ENTRIES SUPPLIED:

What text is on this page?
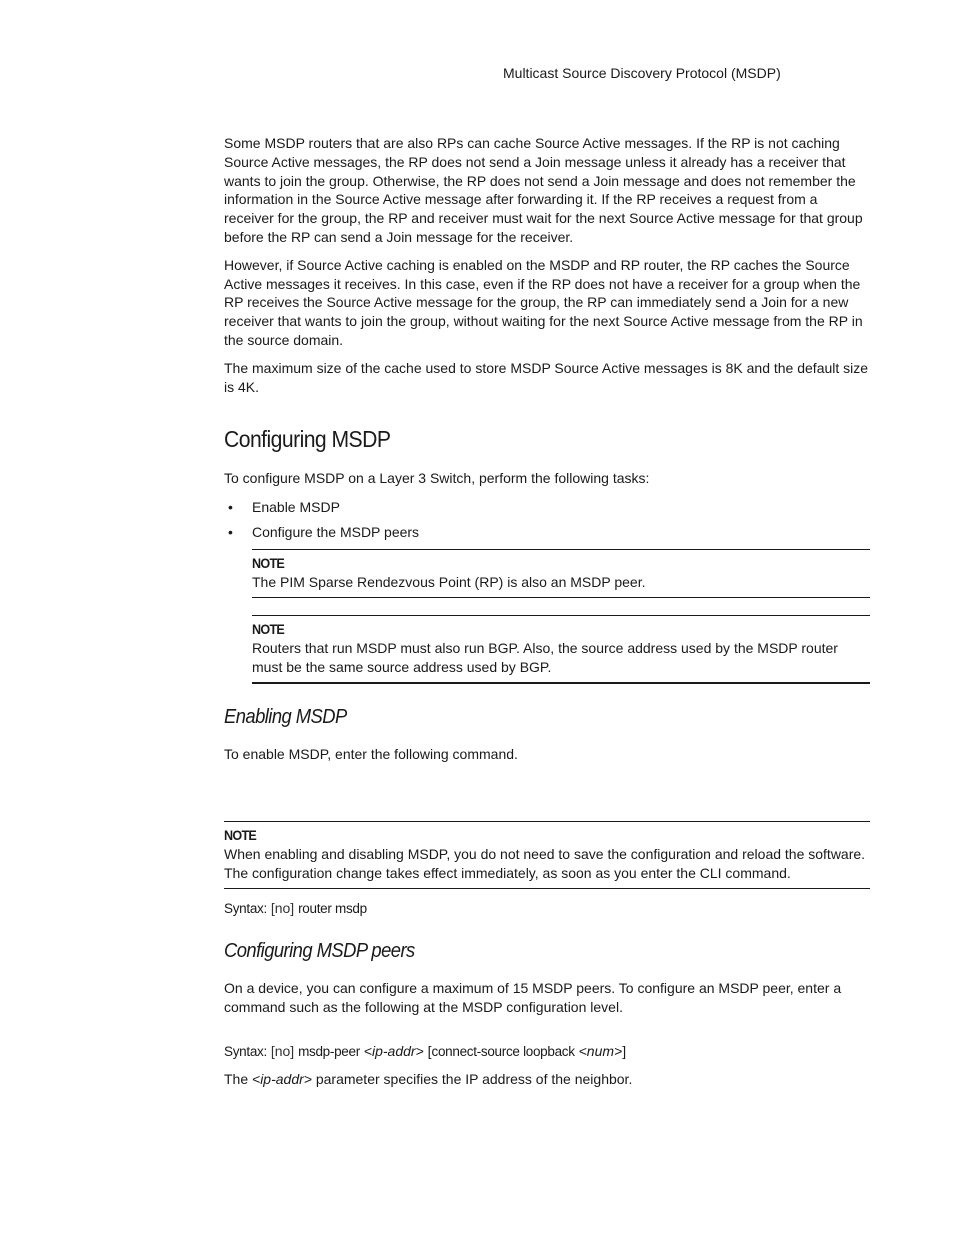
Multicast Source Discovery Protocol (MSDP)

Some MSDP routers that are also RPs can cache Source Active messages. If the RP is not caching Source Active messages, the RP does not send a Join message unless it already has a receiver that wants to join the group. Otherwise, the RP does not send a Join message and does not remember the information in the Source Active message after forwarding it. If the RP receives a request from a receiver for the group, the RP and receiver must wait for the next Source Active message for that group before the RP can send a Join message for the receiver.

However, if Source Active caching is enabled on the MSDP and RP router, the RP caches the Source Active messages it receives. In this case, even if the RP does not have a receiver for a group when the RP receives the Source Active message for the group, the RP can immediately send a Join for a new receiver that wants to join the group, without waiting for the next Source Active message from the RP in the source domain.

The maximum size of the cache used to store MSDP Source Active messages is 8K and the default size is 4K.

Configuring MSDP

To configure MSDP on a Layer 3 Switch, perform the following tasks:

• Enable MSDP
• Configure the MSDP peers
NOTE
The PIM Sparse Rendezvous Point (RP) is also an MSDP peer.
NOTE
Routers that run MSDP must also run BGP. Also, the source address used by the MSDP router must be the same source address used by BGP.
Enabling MSDP

To enable MSDP, enter the following command.

NOTE
When enabling and disabling MSDP, you do not need to save the configuration and reload the software. The configuration change takes effect immediately, as soon as you enter the CLI command.
Syntax: [no] router msdp
Configuring MSDP peers

On a device, you can configure a maximum of 15 MSDP peers. To configure an MSDP peer, enter a command such as the following at the MSDP configuration level.

Syntax: [no] msdp-peer <ip-addr> [connect-source loopback <num>]

The <ip-addr> parameter specifies the IP address of the neighbor.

EXERCISE DETAILS: Find and count the lines of the data that include the string "peers", and report that figure by itself.

SOLUTION TO THE PROBLEM: 3